* [TASK OBJECTIVE]: Print the listing below exactly.

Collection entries
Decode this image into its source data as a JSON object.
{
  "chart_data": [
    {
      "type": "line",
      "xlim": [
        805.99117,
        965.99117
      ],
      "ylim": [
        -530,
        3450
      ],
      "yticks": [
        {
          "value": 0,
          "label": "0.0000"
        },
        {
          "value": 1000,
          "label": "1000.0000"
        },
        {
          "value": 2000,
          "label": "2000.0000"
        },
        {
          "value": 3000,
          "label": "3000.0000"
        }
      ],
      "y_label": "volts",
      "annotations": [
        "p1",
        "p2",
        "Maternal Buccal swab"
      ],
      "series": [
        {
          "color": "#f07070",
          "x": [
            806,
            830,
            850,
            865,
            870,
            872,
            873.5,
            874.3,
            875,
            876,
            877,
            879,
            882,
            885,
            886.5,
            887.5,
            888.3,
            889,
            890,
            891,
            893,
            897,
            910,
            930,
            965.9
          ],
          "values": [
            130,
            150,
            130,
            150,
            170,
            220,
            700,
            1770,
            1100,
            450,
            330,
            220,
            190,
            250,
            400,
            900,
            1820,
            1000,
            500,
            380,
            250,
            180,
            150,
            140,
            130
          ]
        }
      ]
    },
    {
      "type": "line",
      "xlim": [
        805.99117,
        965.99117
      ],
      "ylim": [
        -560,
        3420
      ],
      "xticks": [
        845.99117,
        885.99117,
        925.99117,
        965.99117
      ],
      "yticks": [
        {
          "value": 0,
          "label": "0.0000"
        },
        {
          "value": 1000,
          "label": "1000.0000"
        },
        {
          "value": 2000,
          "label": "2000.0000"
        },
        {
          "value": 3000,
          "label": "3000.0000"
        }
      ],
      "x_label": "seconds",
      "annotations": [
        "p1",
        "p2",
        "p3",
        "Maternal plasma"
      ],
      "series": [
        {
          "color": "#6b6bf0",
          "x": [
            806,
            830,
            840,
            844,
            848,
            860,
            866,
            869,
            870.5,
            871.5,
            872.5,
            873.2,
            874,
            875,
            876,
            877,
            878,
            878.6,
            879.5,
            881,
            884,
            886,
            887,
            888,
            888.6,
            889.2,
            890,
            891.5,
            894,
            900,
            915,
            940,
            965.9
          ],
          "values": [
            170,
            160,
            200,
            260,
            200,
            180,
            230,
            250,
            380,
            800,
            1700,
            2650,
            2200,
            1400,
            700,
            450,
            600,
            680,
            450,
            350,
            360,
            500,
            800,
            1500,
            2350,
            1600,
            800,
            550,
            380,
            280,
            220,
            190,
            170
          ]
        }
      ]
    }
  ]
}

* [EXPECTED OUTPUT]:
Decode this image into its source data as a JSON object.
{
  "chart_data": [
    {
      "type": "line",
      "xlim": [
        805.99117,
        965.99117
      ],
      "ylim": [
        -530,
        3450
      ],
      "yticks": [
        {
          "value": 0,
          "label": "0.0000"
        },
        {
          "value": 1000,
          "label": "1000.0000"
        },
        {
          "value": 2000,
          "label": "2000.0000"
        },
        {
          "value": 3000,
          "label": "3000.0000"
        }
      ],
      "y_label": "volts",
      "annotations": [
        "p1",
        "p2",
        "Maternal Buccal swab"
      ],
      "series": [
        {
          "color": "#f07070",
          "x": [
            806,
            830,
            850,
            865,
            870,
            872,
            873.5,
            874.3,
            875,
            876,
            877,
            879,
            882,
            885,
            886.5,
            887.5,
            888.3,
            889,
            890,
            891,
            893,
            897,
            910,
            930,
            965.9
          ],
          "values": [
            130,
            150,
            130,
            150,
            170,
            220,
            700,
            1770,
            1100,
            450,
            330,
            220,
            190,
            250,
            400,
            900,
            1820,
            1000,
            500,
            380,
            250,
            180,
            150,
            140,
            130
          ]
        }
      ]
    },
    {
      "type": "line",
      "xlim": [
        805.99117,
        965.99117
      ],
      "ylim": [
        -560,
        3420
      ],
      "xticks": [
        845.99117,
        885.99117,
        925.99117,
        965.99117
      ],
      "yticks": [
        {
          "value": 0,
          "label": "0.0000"
        },
        {
          "value": 1000,
          "label": "1000.0000"
        },
        {
          "value": 2000,
          "label": "2000.0000"
        },
        {
          "value": 3000,
          "label": "3000.0000"
        }
      ],
      "x_label": "seconds",
      "annotations": [
        "p1",
        "p2",
        "p3",
        "Maternal plasma"
      ],
      "series": [
        {
          "color": "#6b6bf0",
          "x": [
            806,
            830,
            840,
            844,
            848,
            860,
            866,
            869,
            870.5,
            871.5,
            872.5,
            873.2,
            874,
            875,
            876,
            877,
            878,
            878.6,
            879.5,
            881,
            884,
            886,
            887,
            888,
            888.6,
            889.2,
            890,
            891.5,
            894,
            900,
            915,
            940,
            965.9
          ],
          "values": [
            170,
            160,
            200,
            260,
            200,
            180,
            230,
            250,
            380,
            800,
            1700,
            2650,
            2200,
            1400,
            700,
            450,
            600,
            680,
            450,
            350,
            360,
            500,
            800,
            1500,
            2350,
            1600,
            800,
            550,
            380,
            280,
            220,
            190,
            170
          ]
        }
      ]
    }
  ]
}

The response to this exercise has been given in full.